TASK TO CARRY OUT ::
Identify each line below that contains the word "فوائده", and copy it out.

INPUT RECORDS ::

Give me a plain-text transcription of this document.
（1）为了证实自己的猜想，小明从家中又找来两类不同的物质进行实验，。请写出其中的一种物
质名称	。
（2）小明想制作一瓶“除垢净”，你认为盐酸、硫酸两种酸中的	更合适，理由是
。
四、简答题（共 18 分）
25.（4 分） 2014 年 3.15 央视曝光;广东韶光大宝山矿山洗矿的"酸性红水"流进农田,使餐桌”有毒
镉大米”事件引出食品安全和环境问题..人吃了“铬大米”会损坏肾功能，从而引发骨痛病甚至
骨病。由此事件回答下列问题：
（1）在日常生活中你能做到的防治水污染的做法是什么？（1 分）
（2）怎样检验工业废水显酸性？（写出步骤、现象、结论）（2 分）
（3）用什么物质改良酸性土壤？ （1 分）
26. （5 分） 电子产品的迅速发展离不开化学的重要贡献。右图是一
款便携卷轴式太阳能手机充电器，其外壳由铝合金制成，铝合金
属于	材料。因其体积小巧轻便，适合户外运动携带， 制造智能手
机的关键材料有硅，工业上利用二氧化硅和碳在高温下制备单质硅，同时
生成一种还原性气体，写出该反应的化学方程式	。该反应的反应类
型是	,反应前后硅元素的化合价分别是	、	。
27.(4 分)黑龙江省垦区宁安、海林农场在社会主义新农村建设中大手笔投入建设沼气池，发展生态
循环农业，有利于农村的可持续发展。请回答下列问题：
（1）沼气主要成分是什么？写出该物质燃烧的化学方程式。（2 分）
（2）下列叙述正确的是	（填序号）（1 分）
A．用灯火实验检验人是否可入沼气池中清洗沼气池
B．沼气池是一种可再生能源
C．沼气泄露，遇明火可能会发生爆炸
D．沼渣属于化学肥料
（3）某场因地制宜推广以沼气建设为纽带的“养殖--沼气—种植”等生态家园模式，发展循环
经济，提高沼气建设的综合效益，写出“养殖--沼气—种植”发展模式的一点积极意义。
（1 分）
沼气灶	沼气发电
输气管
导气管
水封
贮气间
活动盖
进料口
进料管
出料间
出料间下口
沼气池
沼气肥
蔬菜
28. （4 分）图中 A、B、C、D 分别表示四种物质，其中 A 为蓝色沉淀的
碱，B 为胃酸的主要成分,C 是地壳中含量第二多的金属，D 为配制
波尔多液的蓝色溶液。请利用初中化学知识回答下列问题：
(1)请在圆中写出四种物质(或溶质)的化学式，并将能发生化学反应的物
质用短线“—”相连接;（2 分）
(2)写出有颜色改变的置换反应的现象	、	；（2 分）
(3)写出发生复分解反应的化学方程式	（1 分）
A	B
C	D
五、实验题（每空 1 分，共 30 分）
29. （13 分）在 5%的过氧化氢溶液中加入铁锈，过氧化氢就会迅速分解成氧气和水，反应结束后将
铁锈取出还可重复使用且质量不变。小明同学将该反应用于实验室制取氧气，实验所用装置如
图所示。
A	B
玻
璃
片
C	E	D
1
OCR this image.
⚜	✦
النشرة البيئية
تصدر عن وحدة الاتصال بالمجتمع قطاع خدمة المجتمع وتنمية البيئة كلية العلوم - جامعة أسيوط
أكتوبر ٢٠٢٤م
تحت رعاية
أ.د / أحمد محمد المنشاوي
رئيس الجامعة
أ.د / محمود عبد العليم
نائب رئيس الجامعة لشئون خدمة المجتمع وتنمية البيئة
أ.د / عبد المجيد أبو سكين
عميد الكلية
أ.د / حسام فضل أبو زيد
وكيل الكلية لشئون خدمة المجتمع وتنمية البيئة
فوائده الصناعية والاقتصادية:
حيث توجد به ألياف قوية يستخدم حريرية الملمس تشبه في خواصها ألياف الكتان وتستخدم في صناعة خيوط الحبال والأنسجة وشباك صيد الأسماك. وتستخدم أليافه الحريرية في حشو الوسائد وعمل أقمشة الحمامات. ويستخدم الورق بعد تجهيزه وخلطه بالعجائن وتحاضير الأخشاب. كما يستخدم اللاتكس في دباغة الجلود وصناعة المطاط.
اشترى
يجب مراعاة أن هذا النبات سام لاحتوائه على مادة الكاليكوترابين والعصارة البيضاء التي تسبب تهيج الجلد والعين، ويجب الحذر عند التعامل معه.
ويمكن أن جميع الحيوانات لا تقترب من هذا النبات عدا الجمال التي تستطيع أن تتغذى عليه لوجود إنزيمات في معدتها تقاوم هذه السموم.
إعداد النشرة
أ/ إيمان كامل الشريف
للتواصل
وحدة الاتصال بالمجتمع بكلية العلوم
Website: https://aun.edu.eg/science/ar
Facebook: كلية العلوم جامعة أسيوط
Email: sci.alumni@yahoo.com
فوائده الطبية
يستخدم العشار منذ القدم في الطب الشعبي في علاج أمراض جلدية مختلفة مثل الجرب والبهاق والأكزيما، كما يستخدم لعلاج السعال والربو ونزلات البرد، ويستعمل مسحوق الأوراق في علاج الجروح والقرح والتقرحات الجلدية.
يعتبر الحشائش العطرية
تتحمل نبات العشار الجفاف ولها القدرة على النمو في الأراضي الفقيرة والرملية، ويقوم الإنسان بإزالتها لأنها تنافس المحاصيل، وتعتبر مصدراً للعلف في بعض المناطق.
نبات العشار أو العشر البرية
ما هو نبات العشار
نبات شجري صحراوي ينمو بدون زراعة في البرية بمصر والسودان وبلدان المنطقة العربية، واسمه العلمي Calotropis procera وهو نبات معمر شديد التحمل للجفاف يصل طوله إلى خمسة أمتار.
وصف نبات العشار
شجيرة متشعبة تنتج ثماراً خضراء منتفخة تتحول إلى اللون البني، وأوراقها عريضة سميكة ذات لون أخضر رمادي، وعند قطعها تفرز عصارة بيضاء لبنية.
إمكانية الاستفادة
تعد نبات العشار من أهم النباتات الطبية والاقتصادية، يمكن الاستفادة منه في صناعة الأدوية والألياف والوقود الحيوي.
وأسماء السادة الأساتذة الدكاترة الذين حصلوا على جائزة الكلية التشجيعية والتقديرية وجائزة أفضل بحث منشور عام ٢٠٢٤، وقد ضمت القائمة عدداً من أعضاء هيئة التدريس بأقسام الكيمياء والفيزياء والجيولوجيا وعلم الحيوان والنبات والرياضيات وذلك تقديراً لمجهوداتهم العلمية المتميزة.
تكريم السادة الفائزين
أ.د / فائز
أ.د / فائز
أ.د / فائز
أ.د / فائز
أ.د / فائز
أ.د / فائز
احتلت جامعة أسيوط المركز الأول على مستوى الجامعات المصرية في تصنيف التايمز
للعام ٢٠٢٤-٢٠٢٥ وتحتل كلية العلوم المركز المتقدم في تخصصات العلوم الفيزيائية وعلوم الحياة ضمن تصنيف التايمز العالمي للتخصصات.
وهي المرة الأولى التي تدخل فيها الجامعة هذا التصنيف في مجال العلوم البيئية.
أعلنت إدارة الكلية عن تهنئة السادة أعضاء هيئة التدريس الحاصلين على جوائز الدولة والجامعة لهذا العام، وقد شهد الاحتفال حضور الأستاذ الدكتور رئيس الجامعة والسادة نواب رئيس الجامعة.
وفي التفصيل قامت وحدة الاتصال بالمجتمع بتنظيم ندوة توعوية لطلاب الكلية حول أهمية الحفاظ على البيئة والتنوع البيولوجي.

SOLUTION FOR THIS TASK ::
فوائده الصناعية والاقتصادية:
فوائده الطبية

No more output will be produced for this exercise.